#### Problem to work on
Copy out the entries in full and with complete accuracy; pictures are excluded.
---- Record excerpts
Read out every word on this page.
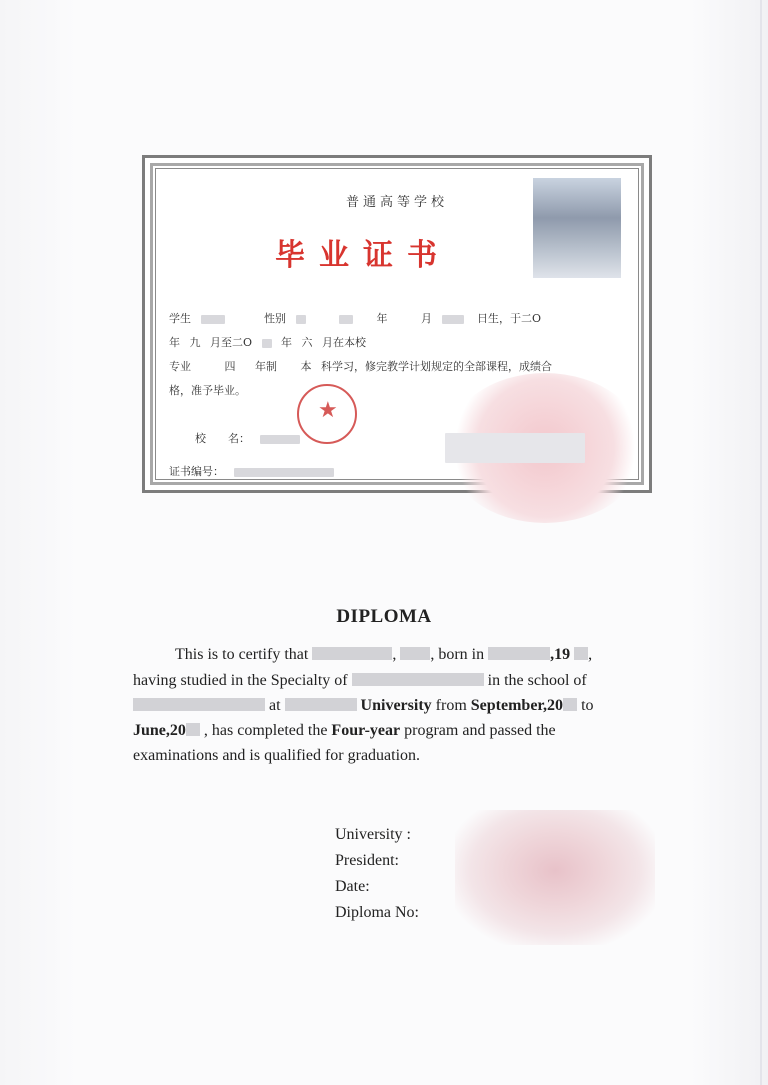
普通高等学校
毕业证书
学生	性别	年	月	日生，于二O
年 九 月至二O	年 六 月在本校
专业	四 年制 本 科学习，修完教学计划规定的全部课程，成绩合
格，准予毕业。
校　　名：
证书编号：
★
DIPLOMA
This is to certify that	, , born in	,19 ,
having studied in the Specialty of	in the school of
at	University from September,20 to
June,20 , has completed the Four-year program and passed the
examinations and is qualified for graduation.
University :
President:
Date:
Diploma No:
--------
#### Written solution
Read out every word on this page.
普通高等学校
毕业证书
学生	性别	年	月	日生，于二O
年 九 月至二O	年 六 月在本校
专业	四 年制 本 科学习，修完教学计划规定的全部课程，成绩合
格，准予毕业。
校　　名：
证书编号：
★
DIPLOMA
This is to certify that	, , born in	,19 ,
having studied in the Specialty of	in the school of
at	University from September,20 to
June,20 , has completed the Four-year program and passed the
examinations and is qualified for graduation.
University :
President:
Date:
Diploma No:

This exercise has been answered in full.